▸ **WRITTEN EXERCISE**
Return the number of lines that contain the word "奖励标准每生每年", and return nothing else.
---- DATA ROWS
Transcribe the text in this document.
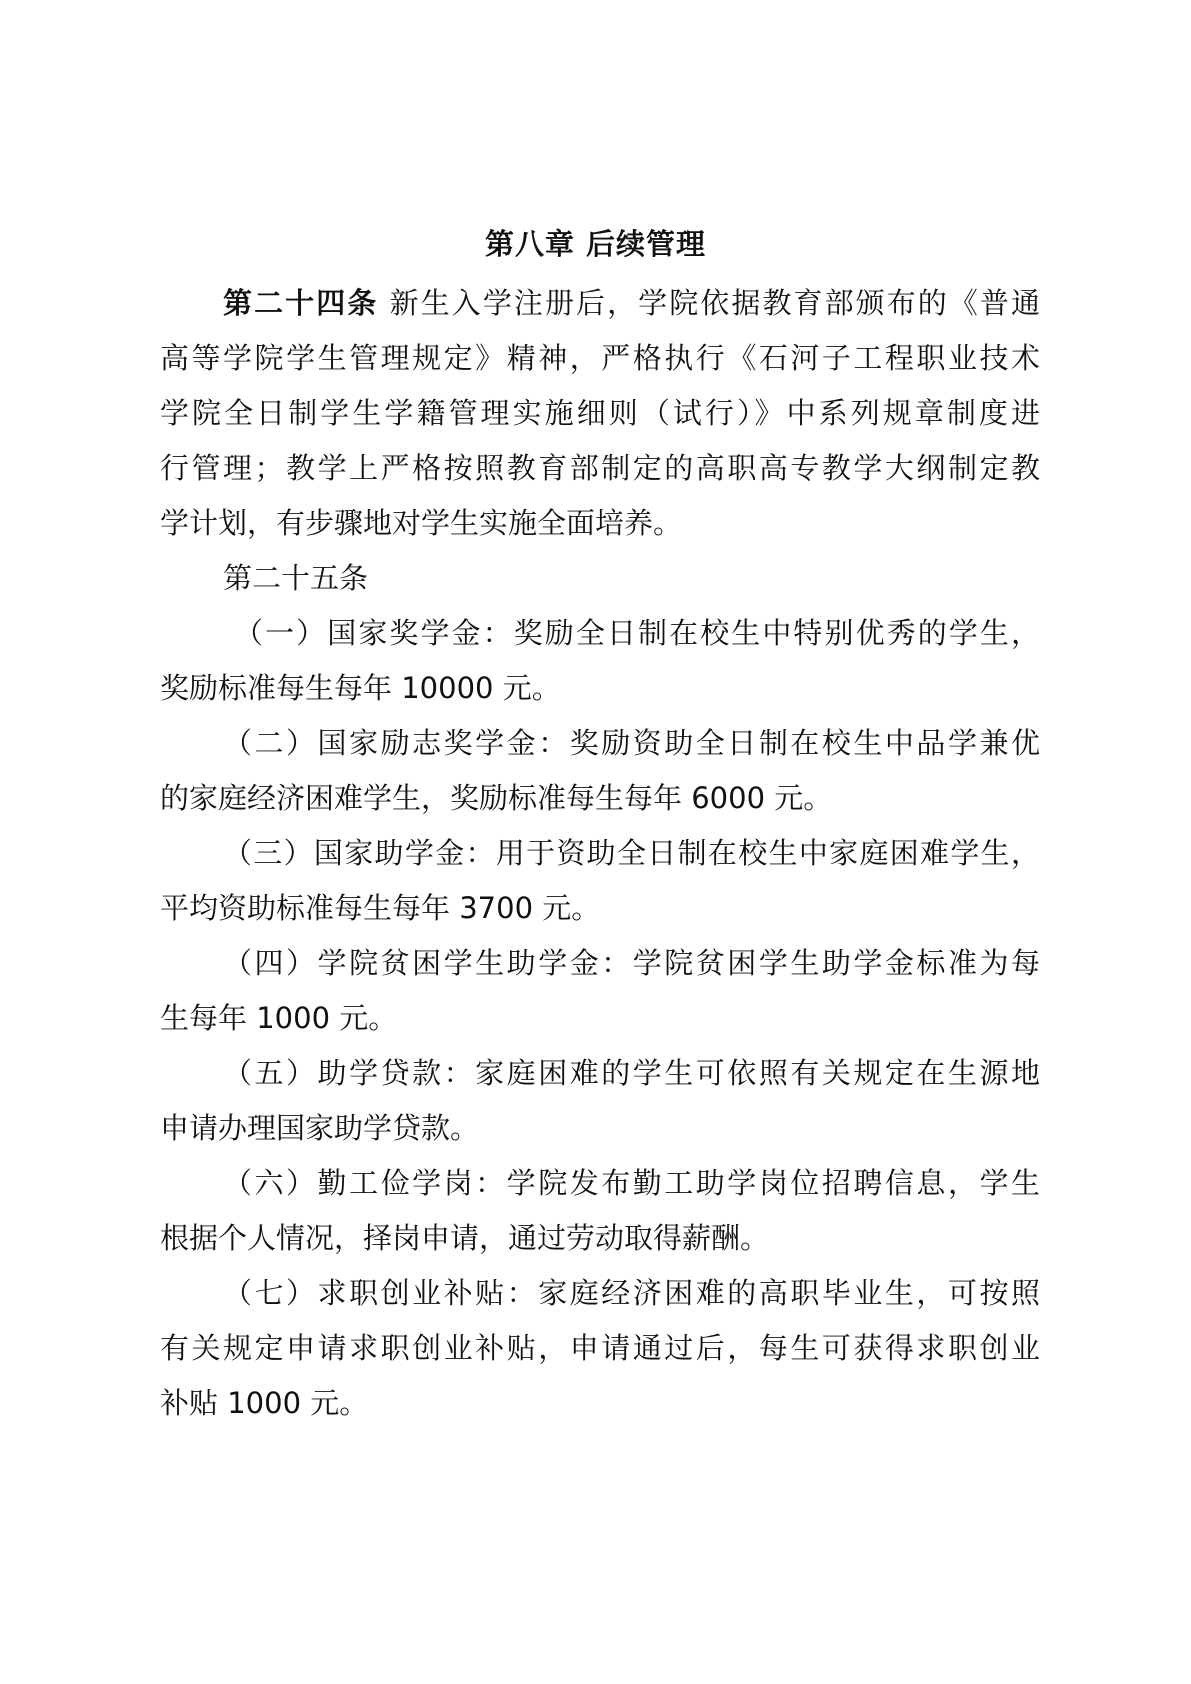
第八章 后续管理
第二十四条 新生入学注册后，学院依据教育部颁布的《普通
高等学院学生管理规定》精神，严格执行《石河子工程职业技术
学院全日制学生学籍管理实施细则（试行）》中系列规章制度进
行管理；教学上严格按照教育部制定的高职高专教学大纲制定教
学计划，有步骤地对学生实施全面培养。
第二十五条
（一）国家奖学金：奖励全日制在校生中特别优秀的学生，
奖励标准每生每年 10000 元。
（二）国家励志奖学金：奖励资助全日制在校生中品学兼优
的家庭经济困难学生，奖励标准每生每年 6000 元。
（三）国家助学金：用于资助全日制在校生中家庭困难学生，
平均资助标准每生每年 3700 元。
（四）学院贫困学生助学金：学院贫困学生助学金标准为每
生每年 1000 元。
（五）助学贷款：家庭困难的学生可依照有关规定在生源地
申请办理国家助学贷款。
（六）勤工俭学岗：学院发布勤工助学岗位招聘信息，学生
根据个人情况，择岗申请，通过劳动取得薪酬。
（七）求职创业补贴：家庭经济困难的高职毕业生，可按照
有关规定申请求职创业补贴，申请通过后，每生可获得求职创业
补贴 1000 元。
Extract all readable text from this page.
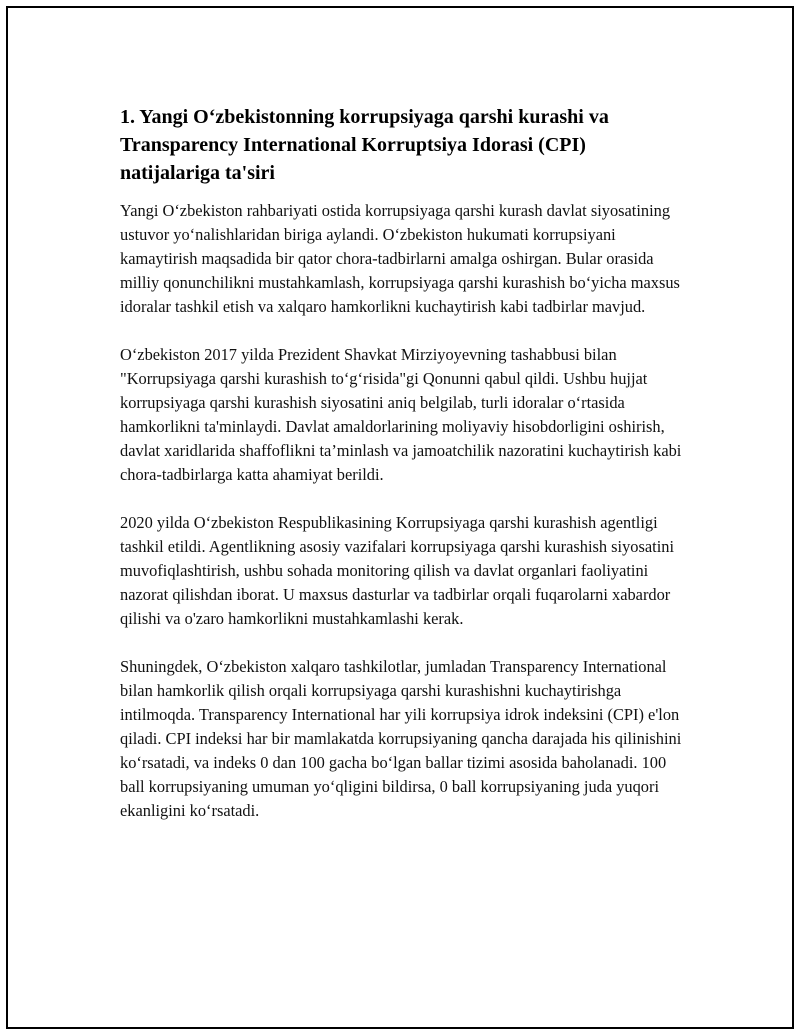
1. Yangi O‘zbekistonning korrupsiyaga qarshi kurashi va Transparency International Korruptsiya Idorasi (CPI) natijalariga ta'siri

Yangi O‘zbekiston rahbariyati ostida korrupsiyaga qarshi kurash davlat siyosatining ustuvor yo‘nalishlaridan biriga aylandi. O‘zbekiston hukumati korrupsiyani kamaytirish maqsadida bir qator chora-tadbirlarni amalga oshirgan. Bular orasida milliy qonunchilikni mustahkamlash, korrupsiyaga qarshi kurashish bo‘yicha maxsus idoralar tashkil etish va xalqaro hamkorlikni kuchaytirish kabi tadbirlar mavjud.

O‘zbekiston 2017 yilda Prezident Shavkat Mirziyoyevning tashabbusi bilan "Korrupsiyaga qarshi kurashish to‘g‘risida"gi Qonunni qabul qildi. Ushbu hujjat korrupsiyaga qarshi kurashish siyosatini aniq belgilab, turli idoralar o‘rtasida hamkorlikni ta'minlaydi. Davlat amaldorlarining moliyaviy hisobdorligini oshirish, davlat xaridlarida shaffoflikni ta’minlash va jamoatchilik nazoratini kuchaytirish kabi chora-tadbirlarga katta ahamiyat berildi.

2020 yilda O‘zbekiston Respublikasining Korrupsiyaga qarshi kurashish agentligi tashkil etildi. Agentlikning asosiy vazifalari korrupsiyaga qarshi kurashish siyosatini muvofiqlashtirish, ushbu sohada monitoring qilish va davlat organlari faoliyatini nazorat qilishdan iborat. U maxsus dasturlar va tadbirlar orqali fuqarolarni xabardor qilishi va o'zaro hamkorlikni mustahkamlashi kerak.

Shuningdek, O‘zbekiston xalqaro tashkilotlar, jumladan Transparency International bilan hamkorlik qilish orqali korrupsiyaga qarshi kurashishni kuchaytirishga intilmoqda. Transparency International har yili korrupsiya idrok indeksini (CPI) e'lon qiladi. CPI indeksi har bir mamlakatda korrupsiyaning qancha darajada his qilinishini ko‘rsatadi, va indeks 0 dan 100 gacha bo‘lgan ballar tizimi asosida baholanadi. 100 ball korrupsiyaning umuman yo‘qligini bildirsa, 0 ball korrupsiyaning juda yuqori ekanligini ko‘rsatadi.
--------
▸ **EXERCISE RESULT**
2